**PROBLEM DETAILS:** Report each line of the records below that contains the string "WISO".
────────
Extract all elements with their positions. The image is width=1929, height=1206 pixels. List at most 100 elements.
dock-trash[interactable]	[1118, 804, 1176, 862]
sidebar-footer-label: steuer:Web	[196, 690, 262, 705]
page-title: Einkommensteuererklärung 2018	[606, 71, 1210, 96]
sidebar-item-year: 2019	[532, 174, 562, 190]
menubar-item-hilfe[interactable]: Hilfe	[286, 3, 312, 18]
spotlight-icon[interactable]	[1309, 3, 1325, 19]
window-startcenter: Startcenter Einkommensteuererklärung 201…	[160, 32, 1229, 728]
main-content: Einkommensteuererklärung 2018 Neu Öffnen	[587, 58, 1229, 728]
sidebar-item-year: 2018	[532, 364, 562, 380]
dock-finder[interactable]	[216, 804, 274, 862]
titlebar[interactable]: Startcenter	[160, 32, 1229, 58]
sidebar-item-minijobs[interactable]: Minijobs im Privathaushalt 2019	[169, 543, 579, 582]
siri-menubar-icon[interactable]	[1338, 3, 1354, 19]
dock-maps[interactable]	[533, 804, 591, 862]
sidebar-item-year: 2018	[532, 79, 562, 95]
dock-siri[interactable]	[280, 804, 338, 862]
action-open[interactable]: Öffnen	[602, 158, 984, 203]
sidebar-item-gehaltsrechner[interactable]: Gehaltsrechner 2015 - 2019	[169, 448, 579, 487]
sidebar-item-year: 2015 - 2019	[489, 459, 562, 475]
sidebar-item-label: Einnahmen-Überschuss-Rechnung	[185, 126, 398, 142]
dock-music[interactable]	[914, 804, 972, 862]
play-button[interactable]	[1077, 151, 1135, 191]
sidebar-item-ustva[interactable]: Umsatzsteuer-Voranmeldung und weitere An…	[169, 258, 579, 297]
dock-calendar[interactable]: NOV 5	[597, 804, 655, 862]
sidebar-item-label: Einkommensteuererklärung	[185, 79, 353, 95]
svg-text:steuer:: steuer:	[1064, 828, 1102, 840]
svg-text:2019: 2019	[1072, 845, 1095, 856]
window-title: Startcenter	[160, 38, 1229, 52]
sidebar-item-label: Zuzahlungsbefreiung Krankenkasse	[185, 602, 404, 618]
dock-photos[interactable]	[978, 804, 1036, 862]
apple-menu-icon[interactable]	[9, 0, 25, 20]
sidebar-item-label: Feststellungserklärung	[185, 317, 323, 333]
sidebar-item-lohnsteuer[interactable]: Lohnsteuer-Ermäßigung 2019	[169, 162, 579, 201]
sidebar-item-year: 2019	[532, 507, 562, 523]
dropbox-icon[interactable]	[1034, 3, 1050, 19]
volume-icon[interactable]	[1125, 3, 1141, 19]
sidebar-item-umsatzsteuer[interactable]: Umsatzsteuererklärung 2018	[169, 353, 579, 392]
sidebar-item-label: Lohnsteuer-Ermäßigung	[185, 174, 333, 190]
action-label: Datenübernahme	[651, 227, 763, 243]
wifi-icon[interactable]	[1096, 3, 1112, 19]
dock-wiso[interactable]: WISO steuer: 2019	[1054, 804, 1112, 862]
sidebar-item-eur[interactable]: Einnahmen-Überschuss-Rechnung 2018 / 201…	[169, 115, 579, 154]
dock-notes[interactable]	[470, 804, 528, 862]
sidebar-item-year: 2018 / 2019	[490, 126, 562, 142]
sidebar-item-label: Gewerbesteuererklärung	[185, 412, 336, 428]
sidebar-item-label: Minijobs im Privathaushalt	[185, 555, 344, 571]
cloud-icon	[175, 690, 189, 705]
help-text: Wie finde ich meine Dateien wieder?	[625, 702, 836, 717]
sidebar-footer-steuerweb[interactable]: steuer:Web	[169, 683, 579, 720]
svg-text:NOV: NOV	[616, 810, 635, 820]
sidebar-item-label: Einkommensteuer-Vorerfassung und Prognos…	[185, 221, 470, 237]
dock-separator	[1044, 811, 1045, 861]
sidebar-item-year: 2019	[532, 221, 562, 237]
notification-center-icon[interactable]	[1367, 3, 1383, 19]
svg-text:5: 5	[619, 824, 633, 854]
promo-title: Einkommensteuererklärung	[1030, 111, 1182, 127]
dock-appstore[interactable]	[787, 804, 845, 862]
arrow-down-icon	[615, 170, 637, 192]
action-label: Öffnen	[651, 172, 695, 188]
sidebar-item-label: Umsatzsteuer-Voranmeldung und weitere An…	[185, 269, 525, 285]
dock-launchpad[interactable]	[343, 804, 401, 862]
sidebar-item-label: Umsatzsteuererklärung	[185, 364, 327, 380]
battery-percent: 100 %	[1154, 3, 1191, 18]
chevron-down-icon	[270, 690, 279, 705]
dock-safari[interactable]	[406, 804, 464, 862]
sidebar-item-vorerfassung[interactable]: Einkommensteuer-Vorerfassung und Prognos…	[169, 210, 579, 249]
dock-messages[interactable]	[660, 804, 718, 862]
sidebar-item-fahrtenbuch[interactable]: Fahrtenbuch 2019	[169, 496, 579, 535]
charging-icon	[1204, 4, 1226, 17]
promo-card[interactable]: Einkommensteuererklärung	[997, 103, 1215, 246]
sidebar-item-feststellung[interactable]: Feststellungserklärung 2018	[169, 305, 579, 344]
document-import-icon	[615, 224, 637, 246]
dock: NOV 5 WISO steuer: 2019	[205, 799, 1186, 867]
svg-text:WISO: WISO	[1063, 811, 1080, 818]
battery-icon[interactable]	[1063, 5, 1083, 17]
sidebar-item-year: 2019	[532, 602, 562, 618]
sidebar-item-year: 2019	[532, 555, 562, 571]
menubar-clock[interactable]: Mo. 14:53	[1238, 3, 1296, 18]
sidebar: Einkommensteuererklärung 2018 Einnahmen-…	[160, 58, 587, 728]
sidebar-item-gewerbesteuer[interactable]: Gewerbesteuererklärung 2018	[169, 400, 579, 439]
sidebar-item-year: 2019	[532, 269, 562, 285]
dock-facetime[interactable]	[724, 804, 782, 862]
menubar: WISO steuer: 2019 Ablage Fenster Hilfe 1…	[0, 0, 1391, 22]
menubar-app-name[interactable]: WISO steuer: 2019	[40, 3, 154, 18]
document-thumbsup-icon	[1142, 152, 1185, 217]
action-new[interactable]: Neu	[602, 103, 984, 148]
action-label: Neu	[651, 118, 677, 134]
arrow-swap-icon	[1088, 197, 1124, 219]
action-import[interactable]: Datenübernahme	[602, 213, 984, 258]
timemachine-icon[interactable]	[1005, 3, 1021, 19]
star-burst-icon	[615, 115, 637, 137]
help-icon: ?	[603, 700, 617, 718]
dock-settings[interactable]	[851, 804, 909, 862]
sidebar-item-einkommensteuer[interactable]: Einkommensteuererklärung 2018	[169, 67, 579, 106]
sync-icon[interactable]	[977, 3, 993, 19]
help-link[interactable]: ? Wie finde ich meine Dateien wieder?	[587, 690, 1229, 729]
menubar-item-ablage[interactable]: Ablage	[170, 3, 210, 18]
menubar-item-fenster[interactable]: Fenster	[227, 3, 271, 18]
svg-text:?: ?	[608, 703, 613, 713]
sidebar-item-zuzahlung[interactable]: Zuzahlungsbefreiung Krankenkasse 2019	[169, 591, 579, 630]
────────
**OUTPUT:**
dock-wiso[interactable]: WISO steuer: 2019	[1054, 804, 1112, 862]
dock: NOV 5 WISO steuer: 2019	[205, 799, 1186, 867]
svg-text:WISO: WISO	[1063, 811, 1080, 818]
menubar: WISO steuer: 2019 Ablage Fenster Hilfe 1…	[0, 0, 1391, 22]
menubar-app-name[interactable]: WISO steuer: 2019	[40, 3, 154, 18]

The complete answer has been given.